• Stated problem: Return the records that follow unaltered. Omit every picture.

[Recorded data]
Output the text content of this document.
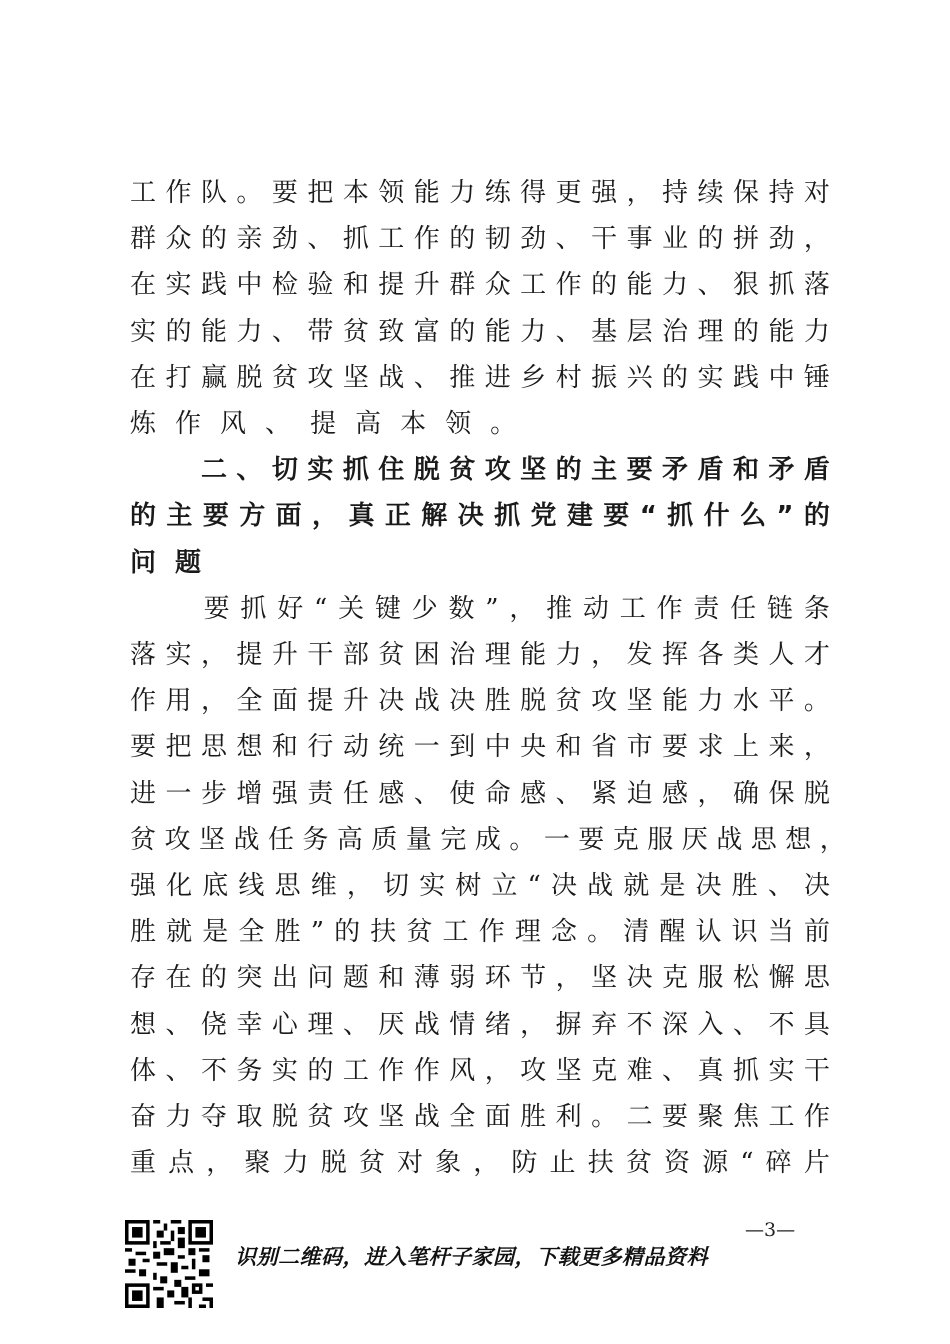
工 作 队 。 要 把 本 领 能 力 练 得 更 强 ， 持 续 保 持 对
群 众 的 亲 劲 、 抓 工 作 的 韧 劲 、 干 事 业 的 拼 劲 ，
在 实 践 中 检 验 和 提 升 群 众 工 作 的 能 力 、 狠 抓 落
实 的 能 力 、 带 贫 致 富 的 能 力 、 基 层 治 理 的 能 力
在 打 赢 脱 贫 攻 坚 战 、 推 进 乡 村 振 兴 的 实 践 中 锤
炼 作 风 、 提 高 本 领 。

二 、 切 实 抓 住 脱 贫 攻 坚 的 主 要 矛 盾 和 矛 盾
的 主 要 方 面 ， 真 正 解 决 抓 党 建 要 “ 抓 什 么 ” 的
问 题

要 抓 好 “ 关 键 少 数 ” ， 推 动 工 作 责 任 链 条
落 实 ， 提 升 干 部 贫 困 治 理 能 力 ， 发 挥 各 类 人 才
作 用 ， 全 面 提 升 决 战 决 胜 脱 贫 攻 坚 能 力 水 平 。
要 把 思 想 和 行 动 统 一 到 中 央 和 省 市 要 求 上 来 ，
进 一 步 增 强 责 任 感 、 使 命 感 、 紧 迫 感 ， 确 保 脱
贫 攻 坚 战 任 务 高 质 量 完 成 。 一 要 克 服 厌 战 思 想 ，
强 化 底 线 思 维 ， 切 实 树 立 “ 决 战 就 是 决 胜 、 决
胜 就 是 全 胜 ” 的 扶 贫 工 作 理 念 。 清 醒 认 识 当 前
存 在 的 突 出 问 题 和 薄 弱 环 节 ， 坚 决 克 服 松 懈 思
想 、 侥 幸 心 理 、 厌 战 情 绪 ， 摒 弃 不 深 入 、 不 具
体 、 不 务 实 的 工 作 作 风 ， 攻 坚 克 难 、 真 抓 实 干
奋 力 夺 取 脱 贫 攻 坚 战 全 面 胜 利 。 二 要 聚 焦 工 作
重 点 ， 聚 力 脱 贫 对 象 ， 防 止 扶 贫 资 源 “ 碎 片
识别二维码，进入笔杆子家园，下载更多精品资料
—3—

• Answer to the task:
Output the text content of this document.
工 作 队 。 要 把 本 领 能 力 练 得 更 强 ， 持 续 保 持 对
群 众 的 亲 劲 、 抓 工 作 的 韧 劲 、 干 事 业 的 拼 劲 ，
在 实 践 中 检 验 和 提 升 群 众 工 作 的 能 力 、 狠 抓 落
实 的 能 力 、 带 贫 致 富 的 能 力 、 基 层 治 理 的 能 力
在 打 赢 脱 贫 攻 坚 战 、 推 进 乡 村 振 兴 的 实 践 中 锤
炼 作 风 、 提 高 本 领 。

二 、 切 实 抓 住 脱 贫 攻 坚 的 主 要 矛 盾 和 矛 盾
的 主 要 方 面 ， 真 正 解 决 抓 党 建 要 “ 抓 什 么 ” 的
问 题

要 抓 好 “ 关 键 少 数 ” ， 推 动 工 作 责 任 链 条
落 实 ， 提 升 干 部 贫 困 治 理 能 力 ， 发 挥 各 类 人 才
作 用 ， 全 面 提 升 决 战 决 胜 脱 贫 攻 坚 能 力 水 平 。
要 把 思 想 和 行 动 统 一 到 中 央 和 省 市 要 求 上 来 ，
进 一 步 增 强 责 任 感 、 使 命 感 、 紧 迫 感 ， 确 保 脱
贫 攻 坚 战 任 务 高 质 量 完 成 。 一 要 克 服 厌 战 思 想 ，
强 化 底 线 思 维 ， 切 实 树 立 “ 决 战 就 是 决 胜 、 决
胜 就 是 全 胜 ” 的 扶 贫 工 作 理 念 。 清 醒 认 识 当 前
存 在 的 突 出 问 题 和 薄 弱 环 节 ， 坚 决 克 服 松 懈 思
想 、 侥 幸 心 理 、 厌 战 情 绪 ， 摒 弃 不 深 入 、 不 具
体 、 不 务 实 的 工 作 作 风 ， 攻 坚 克 难 、 真 抓 实 干
奋 力 夺 取 脱 贫 攻 坚 战 全 面 胜 利 。 二 要 聚 焦 工 作
重 点 ， 聚 力 脱 贫 对 象 ， 防 止 扶 贫 资 源 “ 碎 片
识别二维码，进入笔杆子家园，下载更多精品资料
—3—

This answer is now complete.